What the task asks — Identify and pull out each line of the entries in which "this" occurs.

(Records from a collection)
____
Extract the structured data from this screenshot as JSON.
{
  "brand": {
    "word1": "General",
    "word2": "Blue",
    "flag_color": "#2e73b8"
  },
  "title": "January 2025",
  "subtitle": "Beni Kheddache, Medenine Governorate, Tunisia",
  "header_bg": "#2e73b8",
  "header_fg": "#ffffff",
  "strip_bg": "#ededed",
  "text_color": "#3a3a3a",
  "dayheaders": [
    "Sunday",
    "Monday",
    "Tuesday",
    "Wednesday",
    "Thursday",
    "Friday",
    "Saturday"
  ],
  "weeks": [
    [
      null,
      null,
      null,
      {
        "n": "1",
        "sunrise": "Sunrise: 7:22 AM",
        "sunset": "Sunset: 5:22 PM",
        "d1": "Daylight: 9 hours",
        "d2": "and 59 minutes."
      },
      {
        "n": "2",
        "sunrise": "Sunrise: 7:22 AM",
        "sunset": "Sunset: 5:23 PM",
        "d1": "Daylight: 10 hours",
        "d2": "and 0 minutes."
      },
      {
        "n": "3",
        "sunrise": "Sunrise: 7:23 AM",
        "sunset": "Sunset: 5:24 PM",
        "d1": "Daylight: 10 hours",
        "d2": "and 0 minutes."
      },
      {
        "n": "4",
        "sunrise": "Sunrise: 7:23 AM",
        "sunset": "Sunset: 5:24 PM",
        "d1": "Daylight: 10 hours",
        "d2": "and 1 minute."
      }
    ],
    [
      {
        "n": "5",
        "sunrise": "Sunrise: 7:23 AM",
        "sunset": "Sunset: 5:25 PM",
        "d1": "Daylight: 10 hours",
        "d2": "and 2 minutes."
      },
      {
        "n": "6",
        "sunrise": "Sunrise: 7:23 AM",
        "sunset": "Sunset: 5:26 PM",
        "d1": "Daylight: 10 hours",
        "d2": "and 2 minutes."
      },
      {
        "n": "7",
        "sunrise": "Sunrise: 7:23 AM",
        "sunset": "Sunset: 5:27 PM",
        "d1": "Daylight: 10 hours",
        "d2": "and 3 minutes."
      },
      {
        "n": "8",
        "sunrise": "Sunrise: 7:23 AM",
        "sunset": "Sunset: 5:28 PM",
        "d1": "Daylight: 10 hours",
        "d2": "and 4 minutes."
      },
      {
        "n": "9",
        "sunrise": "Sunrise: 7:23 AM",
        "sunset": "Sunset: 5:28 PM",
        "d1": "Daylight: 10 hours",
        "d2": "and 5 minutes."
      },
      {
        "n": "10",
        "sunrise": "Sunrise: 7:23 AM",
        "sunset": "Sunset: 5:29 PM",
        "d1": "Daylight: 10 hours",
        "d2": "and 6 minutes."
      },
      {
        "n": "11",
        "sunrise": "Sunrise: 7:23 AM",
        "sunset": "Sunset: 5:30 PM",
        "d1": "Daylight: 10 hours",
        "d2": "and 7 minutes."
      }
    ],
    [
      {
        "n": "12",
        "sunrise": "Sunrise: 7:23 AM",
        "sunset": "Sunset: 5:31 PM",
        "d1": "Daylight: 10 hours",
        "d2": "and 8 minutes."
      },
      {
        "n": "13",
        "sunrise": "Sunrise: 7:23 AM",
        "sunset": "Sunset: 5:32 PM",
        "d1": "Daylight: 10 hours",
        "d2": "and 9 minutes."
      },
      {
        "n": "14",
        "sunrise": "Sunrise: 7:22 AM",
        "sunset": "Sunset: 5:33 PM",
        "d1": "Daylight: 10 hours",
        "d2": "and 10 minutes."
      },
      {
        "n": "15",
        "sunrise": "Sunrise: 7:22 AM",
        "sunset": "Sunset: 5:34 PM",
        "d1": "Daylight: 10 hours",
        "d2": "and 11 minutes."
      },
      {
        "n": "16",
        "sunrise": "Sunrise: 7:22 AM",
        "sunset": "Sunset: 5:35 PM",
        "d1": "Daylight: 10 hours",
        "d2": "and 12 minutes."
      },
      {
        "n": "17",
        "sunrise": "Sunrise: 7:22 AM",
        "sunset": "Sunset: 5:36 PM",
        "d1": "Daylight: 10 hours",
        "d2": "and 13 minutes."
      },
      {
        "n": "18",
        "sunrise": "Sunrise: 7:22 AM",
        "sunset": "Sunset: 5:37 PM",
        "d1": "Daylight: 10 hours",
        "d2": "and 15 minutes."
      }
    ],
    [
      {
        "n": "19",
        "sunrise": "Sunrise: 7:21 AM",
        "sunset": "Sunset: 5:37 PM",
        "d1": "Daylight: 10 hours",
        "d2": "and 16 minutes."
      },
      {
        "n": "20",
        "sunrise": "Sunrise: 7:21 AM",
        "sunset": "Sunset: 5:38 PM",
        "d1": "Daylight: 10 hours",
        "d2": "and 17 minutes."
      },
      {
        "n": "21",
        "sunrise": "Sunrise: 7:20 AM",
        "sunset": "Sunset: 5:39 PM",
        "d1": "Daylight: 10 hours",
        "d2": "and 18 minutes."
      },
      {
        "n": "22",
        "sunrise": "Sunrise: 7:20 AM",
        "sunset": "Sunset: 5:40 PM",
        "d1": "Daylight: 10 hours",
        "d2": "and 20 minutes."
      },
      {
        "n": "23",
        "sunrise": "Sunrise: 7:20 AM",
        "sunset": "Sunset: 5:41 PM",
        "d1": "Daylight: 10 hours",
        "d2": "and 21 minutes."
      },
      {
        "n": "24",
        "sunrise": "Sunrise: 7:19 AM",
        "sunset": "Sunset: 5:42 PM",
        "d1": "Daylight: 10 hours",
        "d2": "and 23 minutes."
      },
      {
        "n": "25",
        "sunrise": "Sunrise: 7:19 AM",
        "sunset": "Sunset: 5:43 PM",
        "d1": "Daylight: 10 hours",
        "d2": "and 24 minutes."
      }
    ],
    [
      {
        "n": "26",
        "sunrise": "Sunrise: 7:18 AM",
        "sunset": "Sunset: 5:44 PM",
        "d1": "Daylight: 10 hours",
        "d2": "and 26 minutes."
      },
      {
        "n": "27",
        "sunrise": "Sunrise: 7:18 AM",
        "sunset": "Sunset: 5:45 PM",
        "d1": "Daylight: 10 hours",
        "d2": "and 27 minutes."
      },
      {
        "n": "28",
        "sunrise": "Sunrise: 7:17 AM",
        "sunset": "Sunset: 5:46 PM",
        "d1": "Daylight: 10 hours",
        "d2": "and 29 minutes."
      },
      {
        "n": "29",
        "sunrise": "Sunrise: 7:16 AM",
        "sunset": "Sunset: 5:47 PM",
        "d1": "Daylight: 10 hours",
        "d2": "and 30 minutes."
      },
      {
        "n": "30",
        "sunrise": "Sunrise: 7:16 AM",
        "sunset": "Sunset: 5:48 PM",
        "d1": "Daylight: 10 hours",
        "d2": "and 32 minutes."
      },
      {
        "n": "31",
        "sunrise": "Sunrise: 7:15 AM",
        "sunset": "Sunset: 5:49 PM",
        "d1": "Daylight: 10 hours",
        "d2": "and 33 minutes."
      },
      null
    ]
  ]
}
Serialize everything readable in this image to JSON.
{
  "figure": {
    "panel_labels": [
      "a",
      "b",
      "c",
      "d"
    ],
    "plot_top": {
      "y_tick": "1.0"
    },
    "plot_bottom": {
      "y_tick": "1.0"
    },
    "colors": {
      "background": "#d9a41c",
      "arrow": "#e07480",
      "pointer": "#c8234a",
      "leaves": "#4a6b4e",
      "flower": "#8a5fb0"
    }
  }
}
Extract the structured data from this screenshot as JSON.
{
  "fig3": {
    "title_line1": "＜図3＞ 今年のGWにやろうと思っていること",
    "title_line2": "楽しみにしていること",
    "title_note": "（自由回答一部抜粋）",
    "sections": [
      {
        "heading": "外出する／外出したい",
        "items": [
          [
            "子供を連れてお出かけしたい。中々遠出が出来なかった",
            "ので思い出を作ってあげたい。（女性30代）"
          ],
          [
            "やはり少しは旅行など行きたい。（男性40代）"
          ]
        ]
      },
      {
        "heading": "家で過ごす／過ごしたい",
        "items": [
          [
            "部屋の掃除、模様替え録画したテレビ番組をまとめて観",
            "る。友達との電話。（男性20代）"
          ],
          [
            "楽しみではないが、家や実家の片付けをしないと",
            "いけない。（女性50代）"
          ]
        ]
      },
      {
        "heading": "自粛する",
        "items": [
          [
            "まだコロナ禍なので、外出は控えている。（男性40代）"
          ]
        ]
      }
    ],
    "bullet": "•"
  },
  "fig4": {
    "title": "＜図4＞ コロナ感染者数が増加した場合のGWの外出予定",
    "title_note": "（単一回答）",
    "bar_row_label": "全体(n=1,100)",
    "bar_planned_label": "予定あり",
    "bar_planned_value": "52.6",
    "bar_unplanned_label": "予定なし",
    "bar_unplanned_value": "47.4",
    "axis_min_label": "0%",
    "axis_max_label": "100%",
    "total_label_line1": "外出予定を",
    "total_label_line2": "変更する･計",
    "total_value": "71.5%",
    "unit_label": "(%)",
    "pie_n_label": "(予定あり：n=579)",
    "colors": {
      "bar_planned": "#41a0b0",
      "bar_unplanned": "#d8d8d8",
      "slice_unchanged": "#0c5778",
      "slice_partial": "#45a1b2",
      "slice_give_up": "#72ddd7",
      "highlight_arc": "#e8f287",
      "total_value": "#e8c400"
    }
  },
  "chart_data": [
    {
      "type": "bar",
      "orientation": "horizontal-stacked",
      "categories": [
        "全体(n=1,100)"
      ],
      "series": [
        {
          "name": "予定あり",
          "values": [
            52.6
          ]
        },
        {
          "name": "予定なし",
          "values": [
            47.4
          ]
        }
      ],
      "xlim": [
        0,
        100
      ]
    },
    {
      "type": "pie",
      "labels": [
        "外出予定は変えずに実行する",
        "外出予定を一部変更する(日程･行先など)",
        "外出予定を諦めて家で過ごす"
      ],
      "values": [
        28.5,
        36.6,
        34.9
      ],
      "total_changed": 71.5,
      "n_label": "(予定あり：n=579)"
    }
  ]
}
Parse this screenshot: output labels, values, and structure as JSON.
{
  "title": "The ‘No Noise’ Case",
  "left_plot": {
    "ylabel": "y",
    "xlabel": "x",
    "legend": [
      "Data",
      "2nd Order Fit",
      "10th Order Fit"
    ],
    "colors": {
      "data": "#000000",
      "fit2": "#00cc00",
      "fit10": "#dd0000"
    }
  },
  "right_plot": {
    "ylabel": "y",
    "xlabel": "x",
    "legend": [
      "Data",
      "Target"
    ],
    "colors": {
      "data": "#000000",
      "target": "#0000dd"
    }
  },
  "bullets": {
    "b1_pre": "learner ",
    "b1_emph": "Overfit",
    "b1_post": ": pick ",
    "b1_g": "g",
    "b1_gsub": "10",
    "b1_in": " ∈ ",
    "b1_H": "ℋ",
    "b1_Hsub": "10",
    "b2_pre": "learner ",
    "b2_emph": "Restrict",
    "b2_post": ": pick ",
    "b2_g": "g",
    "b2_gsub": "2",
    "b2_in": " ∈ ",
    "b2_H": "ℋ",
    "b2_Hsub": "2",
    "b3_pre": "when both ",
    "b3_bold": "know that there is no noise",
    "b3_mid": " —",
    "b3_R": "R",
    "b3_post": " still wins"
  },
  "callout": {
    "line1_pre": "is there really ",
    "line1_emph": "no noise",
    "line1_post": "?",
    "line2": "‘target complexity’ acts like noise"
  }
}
____
Reply —
Extract the structured data from this screenshot as JSON.
Serialize everything readable in this image to JSON.
Extract the structured data from this screenshot as JSON.
Parse this screenshot: output labels, values, and structure as JSON.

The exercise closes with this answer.